Quoted passage =>
Ramil Zaripov

Personal information
- Full name: Ramil Ravilyevich Zaripov
- Date of birth: 3 May 1992 (age 32)
- Place of birth: Moscow, Russia
- Height: 1.85 m (6 ft 1 in)
- Position(s): Defender

Youth career
- FC Moscow
- FC Rubin Kazan

Senior career*
- Years: Team / Apps / (Gls)
- 2011: FC Rubin-2 Kazan / 18 / (0)
- 2012: FC Istra / 9 / (1)
- 2013–2014: FC Lokomotiv-2 Moscow / 30 / (0)
- 2015: FC Oryol / 1 / (0)
- 2015: FC Mika / 15 / (0)
- 2016: FC Vityaz Podolsk / 7 / (0)
- 2016: FC Volgar Astrakhan / 8 / (1)
- 2017–2019: FSK Dolgoprudny / 46 / (0)

To do =>
1) In the profile of footballer Ramil Zaripov, translate the entry "Place of birth: Moscow, Russia" into Spanish.
2) According to the profile of footballer Ramil Zaripov, how many appearances did he make for FC Lokomotiv-2 Moscow?
3) Carry the profile of footballer Ramil Zaripov on past its final entry.

Supplied entries =>
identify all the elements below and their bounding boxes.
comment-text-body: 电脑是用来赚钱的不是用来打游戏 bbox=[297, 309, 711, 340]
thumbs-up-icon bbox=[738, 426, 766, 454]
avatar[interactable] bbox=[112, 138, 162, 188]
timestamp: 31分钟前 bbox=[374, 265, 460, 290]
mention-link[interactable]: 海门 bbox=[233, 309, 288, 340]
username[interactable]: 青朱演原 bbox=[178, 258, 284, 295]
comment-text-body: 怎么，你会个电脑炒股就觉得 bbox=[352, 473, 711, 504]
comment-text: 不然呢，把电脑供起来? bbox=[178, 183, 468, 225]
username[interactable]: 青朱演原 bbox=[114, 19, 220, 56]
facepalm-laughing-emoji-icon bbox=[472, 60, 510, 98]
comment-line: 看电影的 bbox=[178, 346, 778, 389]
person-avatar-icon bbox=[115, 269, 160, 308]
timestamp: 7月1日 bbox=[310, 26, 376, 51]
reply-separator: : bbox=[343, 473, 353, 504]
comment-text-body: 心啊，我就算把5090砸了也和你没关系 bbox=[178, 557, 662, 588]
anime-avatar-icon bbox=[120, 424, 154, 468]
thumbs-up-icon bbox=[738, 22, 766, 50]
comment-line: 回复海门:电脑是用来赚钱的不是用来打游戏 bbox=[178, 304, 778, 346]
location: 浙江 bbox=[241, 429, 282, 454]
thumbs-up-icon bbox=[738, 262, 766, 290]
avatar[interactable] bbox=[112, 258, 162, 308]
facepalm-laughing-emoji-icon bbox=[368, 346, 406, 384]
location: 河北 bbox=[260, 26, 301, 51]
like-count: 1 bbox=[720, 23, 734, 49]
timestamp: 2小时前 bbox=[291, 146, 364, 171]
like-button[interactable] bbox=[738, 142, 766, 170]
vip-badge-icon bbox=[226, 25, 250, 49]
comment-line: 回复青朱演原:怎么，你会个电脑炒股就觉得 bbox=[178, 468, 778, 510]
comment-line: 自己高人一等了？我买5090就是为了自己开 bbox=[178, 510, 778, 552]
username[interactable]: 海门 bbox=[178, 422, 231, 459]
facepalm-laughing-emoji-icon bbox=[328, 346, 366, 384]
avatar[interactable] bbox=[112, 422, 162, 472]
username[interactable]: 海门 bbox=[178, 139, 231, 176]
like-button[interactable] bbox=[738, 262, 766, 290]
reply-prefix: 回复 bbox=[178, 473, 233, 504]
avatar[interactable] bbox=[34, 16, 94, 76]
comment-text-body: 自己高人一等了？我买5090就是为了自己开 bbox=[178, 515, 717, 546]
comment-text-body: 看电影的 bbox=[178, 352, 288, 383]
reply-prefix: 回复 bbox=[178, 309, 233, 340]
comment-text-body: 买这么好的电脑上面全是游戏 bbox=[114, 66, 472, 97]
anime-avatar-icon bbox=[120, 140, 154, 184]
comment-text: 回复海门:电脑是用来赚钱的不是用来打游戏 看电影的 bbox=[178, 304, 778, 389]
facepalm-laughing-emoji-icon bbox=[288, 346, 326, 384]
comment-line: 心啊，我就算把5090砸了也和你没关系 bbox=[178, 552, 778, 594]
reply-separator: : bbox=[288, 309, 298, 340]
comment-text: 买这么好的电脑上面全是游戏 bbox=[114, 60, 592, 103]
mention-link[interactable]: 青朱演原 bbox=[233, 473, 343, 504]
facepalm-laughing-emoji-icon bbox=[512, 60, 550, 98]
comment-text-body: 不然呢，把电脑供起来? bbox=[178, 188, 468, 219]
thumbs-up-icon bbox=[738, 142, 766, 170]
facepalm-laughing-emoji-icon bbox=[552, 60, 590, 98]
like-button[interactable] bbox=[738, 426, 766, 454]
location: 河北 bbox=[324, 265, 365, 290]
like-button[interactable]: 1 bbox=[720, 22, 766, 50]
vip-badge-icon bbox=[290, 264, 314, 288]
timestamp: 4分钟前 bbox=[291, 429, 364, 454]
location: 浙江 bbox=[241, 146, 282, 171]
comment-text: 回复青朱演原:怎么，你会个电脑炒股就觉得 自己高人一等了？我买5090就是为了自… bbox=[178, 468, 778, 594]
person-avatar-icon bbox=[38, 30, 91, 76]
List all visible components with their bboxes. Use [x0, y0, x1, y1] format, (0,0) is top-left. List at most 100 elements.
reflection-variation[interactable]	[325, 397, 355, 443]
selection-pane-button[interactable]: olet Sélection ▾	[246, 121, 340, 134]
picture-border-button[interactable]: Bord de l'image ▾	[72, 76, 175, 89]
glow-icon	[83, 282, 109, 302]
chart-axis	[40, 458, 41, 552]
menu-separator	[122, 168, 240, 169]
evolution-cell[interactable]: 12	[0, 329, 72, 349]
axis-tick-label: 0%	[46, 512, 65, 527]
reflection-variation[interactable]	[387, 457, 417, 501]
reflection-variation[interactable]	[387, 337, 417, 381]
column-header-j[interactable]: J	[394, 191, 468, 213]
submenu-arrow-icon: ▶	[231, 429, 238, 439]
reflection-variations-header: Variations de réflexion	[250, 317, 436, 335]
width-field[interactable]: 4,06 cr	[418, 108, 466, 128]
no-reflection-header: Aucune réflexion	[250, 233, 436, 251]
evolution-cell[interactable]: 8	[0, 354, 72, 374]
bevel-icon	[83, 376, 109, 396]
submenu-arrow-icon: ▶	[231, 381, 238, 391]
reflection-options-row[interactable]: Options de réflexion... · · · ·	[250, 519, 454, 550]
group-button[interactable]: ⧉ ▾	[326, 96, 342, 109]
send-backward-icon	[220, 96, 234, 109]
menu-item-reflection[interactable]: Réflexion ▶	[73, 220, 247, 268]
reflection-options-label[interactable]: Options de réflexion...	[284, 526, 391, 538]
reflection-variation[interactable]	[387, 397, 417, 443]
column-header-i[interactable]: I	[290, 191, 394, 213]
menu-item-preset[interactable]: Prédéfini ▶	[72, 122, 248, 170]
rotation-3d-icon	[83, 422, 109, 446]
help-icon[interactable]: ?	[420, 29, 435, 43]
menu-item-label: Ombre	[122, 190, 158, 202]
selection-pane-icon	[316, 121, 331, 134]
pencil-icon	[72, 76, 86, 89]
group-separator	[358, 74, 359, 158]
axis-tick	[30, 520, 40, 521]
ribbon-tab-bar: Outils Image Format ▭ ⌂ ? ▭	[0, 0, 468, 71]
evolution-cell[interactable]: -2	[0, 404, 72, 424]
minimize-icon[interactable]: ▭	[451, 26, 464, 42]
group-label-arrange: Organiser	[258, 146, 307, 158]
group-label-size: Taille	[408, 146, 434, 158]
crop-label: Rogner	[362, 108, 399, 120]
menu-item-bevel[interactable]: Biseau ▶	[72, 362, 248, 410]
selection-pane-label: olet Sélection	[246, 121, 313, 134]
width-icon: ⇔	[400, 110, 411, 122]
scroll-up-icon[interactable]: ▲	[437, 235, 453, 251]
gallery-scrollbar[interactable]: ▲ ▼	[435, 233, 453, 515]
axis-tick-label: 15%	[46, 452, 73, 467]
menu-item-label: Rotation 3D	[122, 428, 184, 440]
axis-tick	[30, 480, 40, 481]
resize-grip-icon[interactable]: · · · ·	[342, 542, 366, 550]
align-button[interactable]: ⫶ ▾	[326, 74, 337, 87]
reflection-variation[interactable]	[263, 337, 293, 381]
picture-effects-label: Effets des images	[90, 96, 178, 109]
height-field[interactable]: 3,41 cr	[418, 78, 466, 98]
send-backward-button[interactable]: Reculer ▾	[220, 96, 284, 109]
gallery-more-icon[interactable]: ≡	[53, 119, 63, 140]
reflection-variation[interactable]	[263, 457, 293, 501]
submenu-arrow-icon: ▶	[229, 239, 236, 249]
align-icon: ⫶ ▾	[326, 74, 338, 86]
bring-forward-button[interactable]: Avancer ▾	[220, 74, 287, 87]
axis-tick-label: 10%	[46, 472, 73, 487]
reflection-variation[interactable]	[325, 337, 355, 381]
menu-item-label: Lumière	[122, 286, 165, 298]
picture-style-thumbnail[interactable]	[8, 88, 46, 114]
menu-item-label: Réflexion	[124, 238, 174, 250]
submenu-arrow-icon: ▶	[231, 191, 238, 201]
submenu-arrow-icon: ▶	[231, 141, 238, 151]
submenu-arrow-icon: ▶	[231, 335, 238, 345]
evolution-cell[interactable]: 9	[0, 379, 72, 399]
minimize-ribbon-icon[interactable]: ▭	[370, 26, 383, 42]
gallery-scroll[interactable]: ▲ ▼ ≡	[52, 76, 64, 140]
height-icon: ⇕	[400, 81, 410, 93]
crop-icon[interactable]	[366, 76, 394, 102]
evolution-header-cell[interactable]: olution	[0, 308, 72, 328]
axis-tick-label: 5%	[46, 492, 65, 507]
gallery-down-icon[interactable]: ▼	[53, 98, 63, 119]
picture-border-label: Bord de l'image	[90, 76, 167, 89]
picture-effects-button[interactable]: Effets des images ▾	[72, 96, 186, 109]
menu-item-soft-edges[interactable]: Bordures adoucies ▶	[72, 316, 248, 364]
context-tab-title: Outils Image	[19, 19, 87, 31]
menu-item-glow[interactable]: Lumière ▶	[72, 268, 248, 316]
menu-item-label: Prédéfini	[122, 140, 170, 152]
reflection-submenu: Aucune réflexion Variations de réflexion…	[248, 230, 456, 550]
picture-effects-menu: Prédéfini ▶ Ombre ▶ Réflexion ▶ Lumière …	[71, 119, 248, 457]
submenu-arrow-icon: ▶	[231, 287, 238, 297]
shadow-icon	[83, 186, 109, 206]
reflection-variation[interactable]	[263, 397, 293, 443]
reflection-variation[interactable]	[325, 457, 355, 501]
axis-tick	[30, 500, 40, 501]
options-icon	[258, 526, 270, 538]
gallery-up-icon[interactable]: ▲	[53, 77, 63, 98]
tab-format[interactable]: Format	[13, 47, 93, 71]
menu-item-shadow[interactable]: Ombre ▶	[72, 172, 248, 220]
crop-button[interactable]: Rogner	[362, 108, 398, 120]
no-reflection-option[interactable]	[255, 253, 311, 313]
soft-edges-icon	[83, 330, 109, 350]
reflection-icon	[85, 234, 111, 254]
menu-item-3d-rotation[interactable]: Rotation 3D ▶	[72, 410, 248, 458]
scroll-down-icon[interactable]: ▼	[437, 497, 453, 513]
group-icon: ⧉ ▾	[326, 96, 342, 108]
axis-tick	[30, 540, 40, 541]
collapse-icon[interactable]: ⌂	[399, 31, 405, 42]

Responses for each task =>
1) Lugar de nacimiento: Moscú, Rusia

2) 30 appearances.

3)
- 2019: FC Kolomna / 8 / (1)
- 2020: FC Murom / 6 / (0)
- 2021–2022: FC Kyzyltash Bakhchisaray

= Ramil Zaripov =

Russian footballer

Ramil Ravilyevich Zaripov (Рамиль Равильевич Зарипов; born 3 May 1992) is a Russian former football defender.

==Club career==
He made his debut in the Russian Second Division for FC Rubin-2 Kazan on 25 April 2011 in a game against FC Zenit-Izhevsk Izhevsk.

He made his Russian Football National League debut with FC Volgar Astrakhan on 6 August 2016 in a game against FC Dynamo Moscow.